# WHAT IS REQUIRED:
The entries below contain pictures. Retype everything except those pictures, exactly as given.

## begin

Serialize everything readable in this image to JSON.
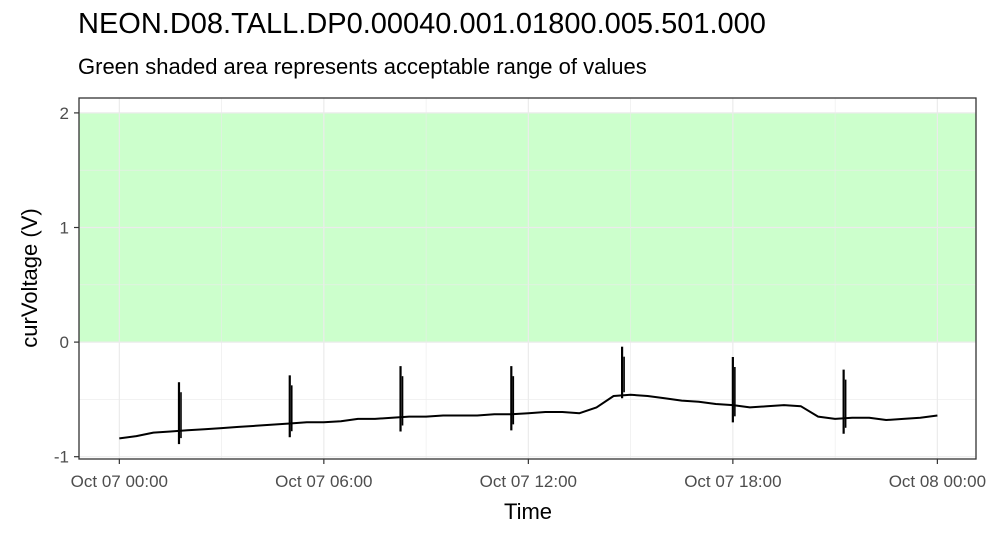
{
  "chart_data": {
    "type": "line",
    "title": "NEON.D08.TALL.DP0.00040.001.01800.005.501.000",
    "subtitle": "Green shaded area represents acceptable range of values",
    "xlabel": "Time",
    "ylabel": "curVoltage (V)",
    "x_ticks": [
      "Oct 07 00:00",
      "Oct 07 06:00",
      "Oct 07 12:00",
      "Oct 07 18:00",
      "Oct 08 00:00"
    ],
    "y_ticks": [
      "-1",
      "0",
      "1",
      "2"
    ],
    "xlim": [
      "2023-10-06 22:49",
      "2023-10-08 01:08"
    ],
    "ylim": [
      -1.02,
      2.13
    ],
    "acceptable_range": {
      "min": 0,
      "max": 2,
      "color": "#ccffcc"
    },
    "series_color": "#000000",
    "grid": true,
    "series": [
      {
        "x": [
          "Oct 07 00:00",
          "Oct 07 00:30",
          "Oct 07 01:00",
          "Oct 07 01:30",
          "Oct 07 02:00",
          "Oct 07 02:30",
          "Oct 07 03:00",
          "Oct 07 03:30",
          "Oct 07 04:00",
          "Oct 07 04:30",
          "Oct 07 05:00",
          "Oct 07 05:30",
          "Oct 07 06:00",
          "Oct 07 06:30",
          "Oct 07 07:00",
          "Oct 07 07:30",
          "Oct 07 08:00",
          "Oct 07 08:30",
          "Oct 07 09:00",
          "Oct 07 09:30",
          "Oct 07 10:00",
          "Oct 07 10:30",
          "Oct 07 11:00",
          "Oct 07 11:30",
          "Oct 07 12:00",
          "Oct 07 12:30",
          "Oct 07 13:00",
          "Oct 07 13:30",
          "Oct 07 14:00",
          "Oct 07 14:30",
          "Oct 07 15:00",
          "Oct 07 15:30",
          "Oct 07 16:00",
          "Oct 07 16:30",
          "Oct 07 17:00",
          "Oct 07 17:30",
          "Oct 07 18:00",
          "Oct 07 18:30",
          "Oct 07 19:00",
          "Oct 07 19:30",
          "Oct 07 20:00",
          "Oct 07 20:30",
          "Oct 07 21:00",
          "Oct 07 21:30",
          "Oct 07 22:00",
          "Oct 07 22:30",
          "Oct 07 23:00",
          "Oct 07 23:30",
          "Oct 08 00:00"
        ],
        "y": [
          -0.84,
          -0.82,
          -0.79,
          -0.78,
          -0.77,
          -0.76,
          -0.75,
          -0.74,
          -0.73,
          -0.72,
          -0.71,
          -0.7,
          -0.7,
          -0.69,
          -0.67,
          -0.67,
          -0.66,
          -0.65,
          -0.65,
          -0.64,
          -0.64,
          -0.64,
          -0.63,
          -0.63,
          -0.62,
          -0.61,
          -0.61,
          -0.62,
          -0.57,
          -0.47,
          -0.46,
          -0.47,
          -0.49,
          -0.51,
          -0.52,
          -0.54,
          -0.55,
          -0.57,
          -0.56,
          -0.55,
          -0.56,
          -0.65,
          -0.67,
          -0.66,
          -0.66,
          -0.68,
          -0.67,
          -0.66,
          -0.64
        ]
      }
    ],
    "spikes": [
      {
        "x": "Oct 07 01:45",
        "high": -0.35,
        "low": -0.89
      },
      {
        "x": "Oct 07 05:00",
        "high": -0.29,
        "low": -0.83
      },
      {
        "x": "Oct 07 08:15",
        "high": -0.21,
        "low": -0.78
      },
      {
        "x": "Oct 07 11:30",
        "high": -0.21,
        "low": -0.77
      },
      {
        "x": "Oct 07 14:45",
        "high": -0.04,
        "low": -0.49
      },
      {
        "x": "Oct 07 18:00",
        "high": -0.13,
        "low": -0.7
      },
      {
        "x": "Oct 07 21:15",
        "high": -0.24,
        "low": -0.8
      }
    ]
  }
}
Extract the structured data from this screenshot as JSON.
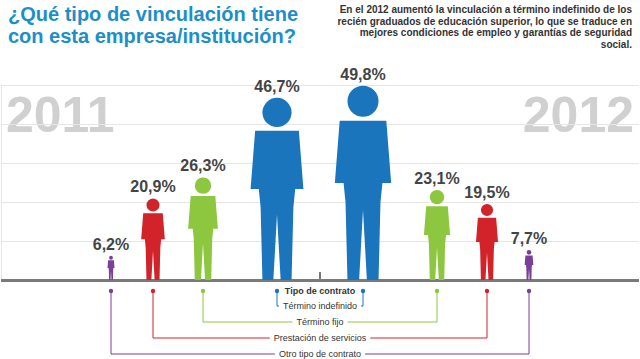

## end

# RESULT FOR THIS TASK:
Serialize everything readable in this image to JSON.
{
  "chart_data": {
    "type": "line",
    "title": "NEON.D08.TALL.DP0.00040.001.01800.005.501.000",
    "subtitle": "Green shaded area represents acceptable range of values",
    "xlabel": "Time",
    "ylabel": "curVoltage (V)",
    "x_ticks": [
      "Oct 07 00:00",
      "Oct 07 06:00",
      "Oct 07 12:00",
      "Oct 07 18:00",
      "Oct 08 00:00"
    ],
    "y_ticks": [
      "-1",
      "0",
      "1",
      "2"
    ],
    "xlim": [
      "2023-10-06 22:49",
      "2023-10-08 01:08"
    ],
    "ylim": [
      -1.02,
      2.13
    ],
    "acceptable_range": {
      "min": 0,
      "max": 2,
      "color": "#ccffcc"
    },
    "series_color": "#000000",
    "grid": true,
    "series": [
      {
        "x": [
          "Oct 07 00:00",
          "Oct 07 00:30",
          "Oct 07 01:00",
          "Oct 07 01:30",
          "Oct 07 02:00",
          "Oct 07 02:30",
          "Oct 07 03:00",
          "Oct 07 03:30",
          "Oct 07 04:00",
          "Oct 07 04:30",
          "Oct 07 05:00",
          "Oct 07 05:30",
          "Oct 07 06:00",
          "Oct 07 06:30",
          "Oct 07 07:00",
          "Oct 07 07:30",
          "Oct 07 08:00",
          "Oct 07 08:30",
          "Oct 07 09:00",
          "Oct 07 09:30",
          "Oct 07 10:00",
          "Oct 07 10:30",
          "Oct 07 11:00",
          "Oct 07 11:30",
          "Oct 07 12:00",
          "Oct 07 12:30",
          "Oct 07 13:00",
          "Oct 07 13:30",
          "Oct 07 14:00",
          "Oct 07 14:30",
          "Oct 07 15:00",
          "Oct 07 15:30",
          "Oct 07 16:00",
          "Oct 07 16:30",
          "Oct 07 17:00",
          "Oct 07 17:30",
          "Oct 07 18:00",
          "Oct 07 18:30",
          "Oct 07 19:00",
          "Oct 07 19:30",
          "Oct 07 20:00",
          "Oct 07 20:30",
          "Oct 07 21:00",
          "Oct 07 21:30",
          "Oct 07 22:00",
          "Oct 07 22:30",
          "Oct 07 23:00",
          "Oct 07 23:30",
          "Oct 08 00:00"
        ],
        "y": [
          -0.84,
          -0.82,
          -0.79,
          -0.78,
          -0.77,
          -0.76,
          -0.75,
          -0.74,
          -0.73,
          -0.72,
          -0.71,
          -0.7,
          -0.7,
          -0.69,
          -0.67,
          -0.67,
          -0.66,
          -0.65,
          -0.65,
          -0.64,
          -0.64,
          -0.64,
          -0.63,
          -0.63,
          -0.62,
          -0.61,
          -0.61,
          -0.62,
          -0.57,
          -0.47,
          -0.46,
          -0.47,
          -0.49,
          -0.51,
          -0.52,
          -0.54,
          -0.55,
          -0.57,
          -0.56,
          -0.55,
          -0.56,
          -0.65,
          -0.67,
          -0.66,
          -0.66,
          -0.68,
          -0.67,
          -0.66,
          -0.64
        ]
      }
    ],
    "spikes": [
      {
        "x": "Oct 07 01:45",
        "high": -0.35,
        "low": -0.89
      },
      {
        "x": "Oct 07 05:00",
        "high": -0.29,
        "low": -0.83
      },
      {
        "x": "Oct 07 08:15",
        "high": -0.21,
        "low": -0.78
      },
      {
        "x": "Oct 07 11:30",
        "high": -0.21,
        "low": -0.77
      },
      {
        "x": "Oct 07 14:45",
        "high": -0.04,
        "low": -0.49
      },
      {
        "x": "Oct 07 18:00",
        "high": -0.13,
        "low": -0.7
      },
      {
        "x": "Oct 07 21:15",
        "high": -0.24,
        "low": -0.8
      }
    ]
  }
}
Extract the structured data from this screenshot as JSON.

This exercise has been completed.